> Given problem
Look through the material below. Copy every line with the string "type" in it.

[Figure dataset records]
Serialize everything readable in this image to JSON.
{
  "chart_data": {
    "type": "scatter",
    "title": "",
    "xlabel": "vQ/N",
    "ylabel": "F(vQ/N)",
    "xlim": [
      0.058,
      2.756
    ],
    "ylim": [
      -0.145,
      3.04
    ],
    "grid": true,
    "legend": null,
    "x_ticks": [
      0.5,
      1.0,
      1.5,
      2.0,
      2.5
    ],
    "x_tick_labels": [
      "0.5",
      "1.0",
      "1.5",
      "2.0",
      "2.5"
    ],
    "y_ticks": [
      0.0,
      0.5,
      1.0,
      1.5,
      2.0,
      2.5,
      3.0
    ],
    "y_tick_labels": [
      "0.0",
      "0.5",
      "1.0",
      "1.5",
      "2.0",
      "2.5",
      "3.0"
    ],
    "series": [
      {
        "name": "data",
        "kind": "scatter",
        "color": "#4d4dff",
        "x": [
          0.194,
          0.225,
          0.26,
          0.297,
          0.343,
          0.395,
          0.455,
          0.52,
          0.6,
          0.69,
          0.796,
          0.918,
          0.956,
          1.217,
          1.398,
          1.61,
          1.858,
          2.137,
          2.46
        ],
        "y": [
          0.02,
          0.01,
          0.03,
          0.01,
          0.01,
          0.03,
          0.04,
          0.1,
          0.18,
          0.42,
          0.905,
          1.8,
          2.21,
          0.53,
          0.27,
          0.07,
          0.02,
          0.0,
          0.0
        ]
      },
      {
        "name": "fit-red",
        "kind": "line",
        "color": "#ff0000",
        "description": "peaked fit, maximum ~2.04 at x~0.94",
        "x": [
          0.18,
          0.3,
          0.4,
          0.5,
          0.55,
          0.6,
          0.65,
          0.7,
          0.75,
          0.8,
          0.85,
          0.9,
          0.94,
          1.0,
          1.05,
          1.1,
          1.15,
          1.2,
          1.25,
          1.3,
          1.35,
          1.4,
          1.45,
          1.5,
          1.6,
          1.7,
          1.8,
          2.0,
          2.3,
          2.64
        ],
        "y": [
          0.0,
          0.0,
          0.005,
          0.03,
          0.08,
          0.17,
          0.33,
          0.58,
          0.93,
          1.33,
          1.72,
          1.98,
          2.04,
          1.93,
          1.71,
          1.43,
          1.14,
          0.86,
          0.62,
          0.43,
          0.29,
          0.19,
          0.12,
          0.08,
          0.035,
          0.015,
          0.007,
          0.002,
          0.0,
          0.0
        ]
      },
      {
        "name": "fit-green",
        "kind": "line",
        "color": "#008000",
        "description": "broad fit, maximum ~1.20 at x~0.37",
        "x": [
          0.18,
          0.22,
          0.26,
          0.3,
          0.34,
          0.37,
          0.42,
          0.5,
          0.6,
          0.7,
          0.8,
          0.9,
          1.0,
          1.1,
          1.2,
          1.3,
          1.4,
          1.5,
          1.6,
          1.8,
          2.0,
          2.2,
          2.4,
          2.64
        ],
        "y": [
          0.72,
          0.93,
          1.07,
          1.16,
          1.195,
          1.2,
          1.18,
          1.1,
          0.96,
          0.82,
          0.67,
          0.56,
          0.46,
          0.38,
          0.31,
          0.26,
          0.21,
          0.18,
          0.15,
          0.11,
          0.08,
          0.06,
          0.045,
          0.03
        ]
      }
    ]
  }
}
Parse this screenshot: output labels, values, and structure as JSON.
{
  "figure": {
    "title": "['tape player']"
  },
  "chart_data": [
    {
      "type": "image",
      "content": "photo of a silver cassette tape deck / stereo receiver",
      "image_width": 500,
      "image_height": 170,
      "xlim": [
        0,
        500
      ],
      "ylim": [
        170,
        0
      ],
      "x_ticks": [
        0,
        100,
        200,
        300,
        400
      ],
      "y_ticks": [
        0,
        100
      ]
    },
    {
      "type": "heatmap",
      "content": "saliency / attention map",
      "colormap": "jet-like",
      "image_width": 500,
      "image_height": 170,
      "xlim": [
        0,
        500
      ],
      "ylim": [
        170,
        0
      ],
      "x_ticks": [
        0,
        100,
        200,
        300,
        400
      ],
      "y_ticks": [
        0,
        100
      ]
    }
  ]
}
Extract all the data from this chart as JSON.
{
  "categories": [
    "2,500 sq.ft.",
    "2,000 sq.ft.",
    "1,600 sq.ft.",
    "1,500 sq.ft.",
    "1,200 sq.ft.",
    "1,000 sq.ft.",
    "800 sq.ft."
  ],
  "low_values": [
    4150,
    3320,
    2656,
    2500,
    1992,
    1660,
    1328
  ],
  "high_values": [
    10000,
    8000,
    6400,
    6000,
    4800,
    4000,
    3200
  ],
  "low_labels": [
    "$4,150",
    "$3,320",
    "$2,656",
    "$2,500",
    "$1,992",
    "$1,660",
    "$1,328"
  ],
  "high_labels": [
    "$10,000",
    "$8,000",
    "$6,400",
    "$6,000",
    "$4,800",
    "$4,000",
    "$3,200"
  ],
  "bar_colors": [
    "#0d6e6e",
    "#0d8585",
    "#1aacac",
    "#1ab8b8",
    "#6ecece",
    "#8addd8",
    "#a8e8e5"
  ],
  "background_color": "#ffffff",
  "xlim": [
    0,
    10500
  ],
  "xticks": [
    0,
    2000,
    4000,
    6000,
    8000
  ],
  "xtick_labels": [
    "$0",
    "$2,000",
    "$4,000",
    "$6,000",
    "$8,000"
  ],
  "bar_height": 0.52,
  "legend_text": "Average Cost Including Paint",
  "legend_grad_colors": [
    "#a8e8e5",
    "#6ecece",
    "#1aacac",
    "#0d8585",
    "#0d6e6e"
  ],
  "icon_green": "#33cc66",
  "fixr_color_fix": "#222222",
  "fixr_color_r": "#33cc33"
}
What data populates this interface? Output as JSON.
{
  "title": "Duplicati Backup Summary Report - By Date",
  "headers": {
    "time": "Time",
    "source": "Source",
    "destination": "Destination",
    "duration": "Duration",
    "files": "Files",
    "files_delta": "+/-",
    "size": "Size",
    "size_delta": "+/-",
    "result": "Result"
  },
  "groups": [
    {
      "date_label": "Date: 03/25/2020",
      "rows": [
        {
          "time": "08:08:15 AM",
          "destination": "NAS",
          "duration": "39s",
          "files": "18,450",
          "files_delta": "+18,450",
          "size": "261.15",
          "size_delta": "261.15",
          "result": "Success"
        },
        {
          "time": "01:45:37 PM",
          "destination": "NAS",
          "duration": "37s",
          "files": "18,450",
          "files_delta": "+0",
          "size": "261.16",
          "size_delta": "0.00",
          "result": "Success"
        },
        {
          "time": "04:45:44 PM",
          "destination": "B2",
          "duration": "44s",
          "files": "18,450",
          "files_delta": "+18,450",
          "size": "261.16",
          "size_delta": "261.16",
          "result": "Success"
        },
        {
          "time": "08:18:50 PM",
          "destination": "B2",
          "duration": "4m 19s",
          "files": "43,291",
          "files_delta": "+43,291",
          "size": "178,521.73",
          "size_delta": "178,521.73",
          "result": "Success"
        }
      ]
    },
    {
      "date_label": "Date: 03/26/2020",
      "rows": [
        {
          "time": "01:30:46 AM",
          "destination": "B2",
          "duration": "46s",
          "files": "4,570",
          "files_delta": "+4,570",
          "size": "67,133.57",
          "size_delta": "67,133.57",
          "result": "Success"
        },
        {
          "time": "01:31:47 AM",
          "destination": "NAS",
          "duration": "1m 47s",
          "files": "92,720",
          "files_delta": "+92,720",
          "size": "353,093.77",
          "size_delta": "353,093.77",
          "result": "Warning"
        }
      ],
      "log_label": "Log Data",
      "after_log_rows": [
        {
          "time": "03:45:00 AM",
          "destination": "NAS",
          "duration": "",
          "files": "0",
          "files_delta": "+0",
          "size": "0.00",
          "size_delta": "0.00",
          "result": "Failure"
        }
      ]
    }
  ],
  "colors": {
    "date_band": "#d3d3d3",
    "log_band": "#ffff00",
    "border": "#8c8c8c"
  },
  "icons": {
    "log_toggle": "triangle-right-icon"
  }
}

> Final result
    "type": "scatter",
      "type": "image",
      "type": "heatmap",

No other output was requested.